- Records shown:
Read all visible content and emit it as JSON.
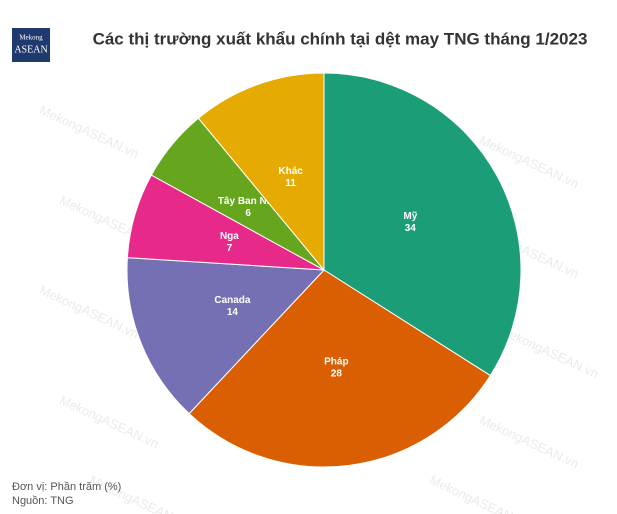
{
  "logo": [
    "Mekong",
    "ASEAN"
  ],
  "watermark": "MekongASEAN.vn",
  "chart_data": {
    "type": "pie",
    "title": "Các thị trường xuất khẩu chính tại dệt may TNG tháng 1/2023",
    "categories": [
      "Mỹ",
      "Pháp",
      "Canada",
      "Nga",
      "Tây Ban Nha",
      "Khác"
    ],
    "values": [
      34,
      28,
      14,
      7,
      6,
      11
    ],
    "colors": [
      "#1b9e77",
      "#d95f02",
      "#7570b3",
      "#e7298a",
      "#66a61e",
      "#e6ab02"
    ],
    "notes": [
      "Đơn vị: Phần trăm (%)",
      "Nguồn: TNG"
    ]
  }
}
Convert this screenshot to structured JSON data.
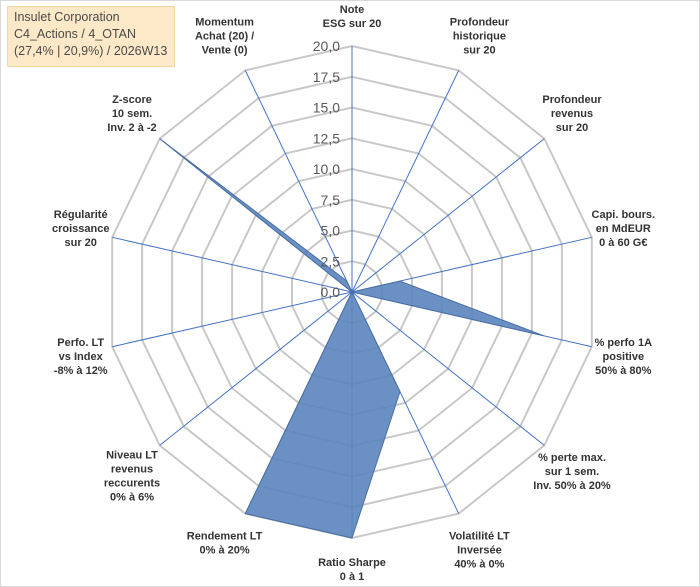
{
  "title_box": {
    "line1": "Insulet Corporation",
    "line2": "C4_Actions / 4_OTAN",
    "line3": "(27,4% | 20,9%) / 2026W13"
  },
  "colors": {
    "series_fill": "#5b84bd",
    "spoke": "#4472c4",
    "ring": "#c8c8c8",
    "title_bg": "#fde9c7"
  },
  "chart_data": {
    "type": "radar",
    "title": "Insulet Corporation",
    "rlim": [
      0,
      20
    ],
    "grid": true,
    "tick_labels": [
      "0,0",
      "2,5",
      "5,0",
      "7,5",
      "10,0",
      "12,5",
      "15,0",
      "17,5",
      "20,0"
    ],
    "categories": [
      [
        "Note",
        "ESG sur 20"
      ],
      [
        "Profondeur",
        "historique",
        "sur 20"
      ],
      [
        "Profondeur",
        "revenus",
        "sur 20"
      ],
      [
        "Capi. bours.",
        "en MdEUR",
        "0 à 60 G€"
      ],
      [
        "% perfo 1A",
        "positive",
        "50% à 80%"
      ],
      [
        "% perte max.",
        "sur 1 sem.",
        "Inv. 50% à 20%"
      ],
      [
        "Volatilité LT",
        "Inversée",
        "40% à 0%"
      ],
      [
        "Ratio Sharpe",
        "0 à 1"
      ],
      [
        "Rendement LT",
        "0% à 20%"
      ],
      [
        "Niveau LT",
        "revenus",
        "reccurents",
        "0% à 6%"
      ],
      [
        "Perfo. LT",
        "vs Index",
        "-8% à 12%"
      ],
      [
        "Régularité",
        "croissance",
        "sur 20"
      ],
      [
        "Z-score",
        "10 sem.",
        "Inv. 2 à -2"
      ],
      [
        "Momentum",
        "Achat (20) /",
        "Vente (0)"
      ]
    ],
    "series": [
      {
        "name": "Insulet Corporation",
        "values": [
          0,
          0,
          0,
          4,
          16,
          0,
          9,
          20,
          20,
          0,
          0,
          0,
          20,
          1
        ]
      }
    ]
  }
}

- Stated problem:
Nothing in the entries should change as you copy them, except that the pictures are left out.

- Task solution:
Read all visible content and emit it as JSON.
{
  "logo": [
    "Mekong",
    "ASEAN"
  ],
  "watermark": "MekongASEAN.vn",
  "chart_data": {
    "type": "pie",
    "title": "Các thị trường xuất khẩu chính tại dệt may TNG tháng 1/2023",
    "categories": [
      "Mỹ",
      "Pháp",
      "Canada",
      "Nga",
      "Tây Ban Nha",
      "Khác"
    ],
    "values": [
      34,
      28,
      14,
      7,
      6,
      11
    ],
    "colors": [
      "#1b9e77",
      "#d95f02",
      "#7570b3",
      "#e7298a",
      "#66a61e",
      "#e6ab02"
    ],
    "notes": [
      "Đơn vị: Phần trăm (%)",
      "Nguồn: TNG"
    ]
  }
}
Convert this screenshot to structured JSON data.
{
  "title_box": {
    "line1": "Insulet Corporation",
    "line2": "C4_Actions / 4_OTAN",
    "line3": "(27,4% | 20,9%) / 2026W13"
  },
  "colors": {
    "series_fill": "#5b84bd",
    "spoke": "#4472c4",
    "ring": "#c8c8c8",
    "title_bg": "#fde9c7"
  },
  "chart_data": {
    "type": "radar",
    "title": "Insulet Corporation",
    "rlim": [
      0,
      20
    ],
    "grid": true,
    "tick_labels": [
      "0,0",
      "2,5",
      "5,0",
      "7,5",
      "10,0",
      "12,5",
      "15,0",
      "17,5",
      "20,0"
    ],
    "categories": [
      [
        "Note",
        "ESG sur 20"
      ],
      [
        "Profondeur",
        "historique",
        "sur 20"
      ],
      [
        "Profondeur",
        "revenus",
        "sur 20"
      ],
      [
        "Capi. bours.",
        "en MdEUR",
        "0 à 60 G€"
      ],
      [
        "% perfo 1A",
        "positive",
        "50% à 80%"
      ],
      [
        "% perte max.",
        "sur 1 sem.",
        "Inv. 50% à 20%"
      ],
      [
        "Volatilité LT",
        "Inversée",
        "40% à 0%"
      ],
      [
        "Ratio Sharpe",
        "0 à 1"
      ],
      [
        "Rendement LT",
        "0% à 20%"
      ],
      [
        "Niveau LT",
        "revenus",
        "reccurents",
        "0% à 6%"
      ],
      [
        "Perfo. LT",
        "vs Index",
        "-8% à 12%"
      ],
      [
        "Régularité",
        "croissance",
        "sur 20"
      ],
      [
        "Z-score",
        "10 sem.",
        "Inv. 2 à -2"
      ],
      [
        "Momentum",
        "Achat (20) /",
        "Vente (0)"
      ]
    ],
    "series": [
      {
        "name": "Insulet Corporation",
        "values": [
          0,
          0,
          0,
          4,
          16,
          0,
          9,
          20,
          20,
          0,
          0,
          0,
          20,
          1
        ]
      }
    ]
  }
}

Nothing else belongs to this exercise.